### What you will do
Which resources does the overview of protected Office Open XML documents point the reader to with the word "here"? List them all.

### Excerpted passage
Overview of Protected Office Open XML Documents

 

Suppose your application requirement is to programmatically create password “protected” Office Open XML (OOXML) documents.  Or, perhaps the requirement is to programmatically convert a batch of unprotected OOXML documents to password protected ones.  The following information outlines some aspects to consider when implementing for this requirement.

 

If you need to review the OOXML specification format you may do so here, Introducing the Office (2007) Open XML File Formats

. The Microsoft ECMA-376 Implementer notes are located here, www.documentinteropinitiative.org

 

The Microsoft Compound File Binary File Format (MS-CFB) specification may be found here, MS-CFB.  Also, you may review the Office binary file specifications for XLS, DOC and PPT here, Microsoft Office File Format Documents

 

When you create a password protected document in the Office User Interface (UI) you will find that it becomes a Microsoft Compound File Binary File Format (MS-CFB) document (not a ZIP package), though the file extension does not change (e.g., xlsx, docx, pptx).  Subsequently, the UI protected document will open within the Office UI but you cannot rename the file extension to *.zip and browse it with Explorer.  In order to programmatically parse the resultant protected binary document you may refer to the CFB and Office Binary File Specification links above.  You may find more information on Office document encryption here, RC4 CryptoAPI Encryption Password Verification, and here, 2007 Microsoft Office System Document Encryption

 

This is the header for a password protected document created in the Excel UI (CFB document):

0000h: D0 CF 11 E0 A1 B1 1A E1 00 00 00 00 00 00 00 00 ÐÏ.ࡱ.á........

 

This is the header for an unprotected document created in the Excel UI (ZIP package):

0000h: 50 4B 03 04 14 00 06 00 08 00 00 00 21 00 9E 6F PK..........!.žo

(Note, PK are the initials for ‘Phil Katz’ the original author of the PKZIP format)

To programmatically create or modify OOXML documents you may use the System.IO.Packaging namespace in .NET to create the documents programmatically, and an example is detailed here, Microsoft Knowledge Base Article 931866.  Or, you may use the Open XML SDK, and there are several examples here, Open XML File Format Code Snippets.  However, at this point in time the Open XML SDK does not provide functionality to open or create files with Compound File protection (CFB document), as detailed above.  In other words, once the document is no longer a zip package it can no longer be opened within the Open XML SDK.  We are looking into ways of improving the SDK to support such scenarios.

 

The example and details below are specific to Excel documents.

### Dataset
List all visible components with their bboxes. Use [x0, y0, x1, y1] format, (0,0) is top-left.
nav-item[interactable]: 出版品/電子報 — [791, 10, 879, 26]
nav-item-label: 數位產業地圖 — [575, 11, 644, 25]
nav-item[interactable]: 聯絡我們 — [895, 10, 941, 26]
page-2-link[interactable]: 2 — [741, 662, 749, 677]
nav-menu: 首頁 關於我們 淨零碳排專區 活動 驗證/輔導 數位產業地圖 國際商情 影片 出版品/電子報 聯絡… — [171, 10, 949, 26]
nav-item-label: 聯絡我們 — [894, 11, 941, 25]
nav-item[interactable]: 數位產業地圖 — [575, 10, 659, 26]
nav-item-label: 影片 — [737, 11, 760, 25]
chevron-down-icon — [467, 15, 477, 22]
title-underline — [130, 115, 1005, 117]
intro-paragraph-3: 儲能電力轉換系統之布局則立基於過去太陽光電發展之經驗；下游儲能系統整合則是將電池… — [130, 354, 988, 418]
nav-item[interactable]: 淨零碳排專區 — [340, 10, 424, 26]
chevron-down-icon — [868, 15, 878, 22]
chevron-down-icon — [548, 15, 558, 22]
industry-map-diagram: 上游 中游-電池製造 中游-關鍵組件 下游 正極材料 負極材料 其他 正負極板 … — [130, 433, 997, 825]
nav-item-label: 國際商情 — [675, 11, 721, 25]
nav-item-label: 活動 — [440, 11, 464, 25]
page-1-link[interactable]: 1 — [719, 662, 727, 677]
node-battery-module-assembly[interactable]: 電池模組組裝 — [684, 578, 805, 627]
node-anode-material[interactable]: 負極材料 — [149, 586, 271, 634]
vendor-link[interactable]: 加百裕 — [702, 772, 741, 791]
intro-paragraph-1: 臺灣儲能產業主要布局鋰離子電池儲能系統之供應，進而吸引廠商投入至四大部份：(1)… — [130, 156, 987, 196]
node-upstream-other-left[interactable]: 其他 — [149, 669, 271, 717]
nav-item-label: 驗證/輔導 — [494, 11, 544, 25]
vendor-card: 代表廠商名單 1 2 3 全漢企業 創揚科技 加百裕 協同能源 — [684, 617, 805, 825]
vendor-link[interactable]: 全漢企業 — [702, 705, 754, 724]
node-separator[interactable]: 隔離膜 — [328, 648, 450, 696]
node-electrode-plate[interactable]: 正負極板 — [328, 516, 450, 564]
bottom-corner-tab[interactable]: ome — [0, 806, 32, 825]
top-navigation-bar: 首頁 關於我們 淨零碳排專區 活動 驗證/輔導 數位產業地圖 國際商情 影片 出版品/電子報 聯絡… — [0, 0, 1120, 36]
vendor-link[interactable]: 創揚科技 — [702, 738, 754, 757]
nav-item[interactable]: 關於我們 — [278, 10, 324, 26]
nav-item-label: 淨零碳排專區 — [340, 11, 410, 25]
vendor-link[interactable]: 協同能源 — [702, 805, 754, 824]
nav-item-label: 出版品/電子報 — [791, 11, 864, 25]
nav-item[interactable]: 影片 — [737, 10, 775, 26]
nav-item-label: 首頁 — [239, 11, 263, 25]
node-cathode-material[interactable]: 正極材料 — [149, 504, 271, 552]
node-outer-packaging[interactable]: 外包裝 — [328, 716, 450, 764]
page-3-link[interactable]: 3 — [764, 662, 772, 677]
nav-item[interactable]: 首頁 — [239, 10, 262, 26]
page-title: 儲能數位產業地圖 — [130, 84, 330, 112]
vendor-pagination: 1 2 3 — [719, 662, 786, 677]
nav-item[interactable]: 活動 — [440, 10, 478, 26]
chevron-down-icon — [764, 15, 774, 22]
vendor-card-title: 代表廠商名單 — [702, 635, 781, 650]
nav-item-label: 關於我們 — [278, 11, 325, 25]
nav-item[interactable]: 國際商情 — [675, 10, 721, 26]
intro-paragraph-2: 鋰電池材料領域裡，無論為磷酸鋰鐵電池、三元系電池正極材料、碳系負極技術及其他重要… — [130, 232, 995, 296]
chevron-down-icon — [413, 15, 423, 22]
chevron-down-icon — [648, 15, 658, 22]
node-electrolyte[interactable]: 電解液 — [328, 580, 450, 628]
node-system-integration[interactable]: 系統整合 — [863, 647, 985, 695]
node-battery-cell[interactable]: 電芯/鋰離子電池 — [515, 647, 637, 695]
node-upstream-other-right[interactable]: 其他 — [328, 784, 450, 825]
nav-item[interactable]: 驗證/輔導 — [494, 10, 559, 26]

### Result below
- Introducing the Office (2007) Open XML File Formats
- www.documentinteropinitiative.org (the Microsoft ECMA-376 Implementer notes)
- MS-CFB
- Microsoft Office File Format Documents
- RC4 CryptoAPI Encryption Password Verification
- 2007 Microsoft Office System Document Encryption
- Microsoft Knowledge Base Article 931866
- Open XML File Format Code Snippets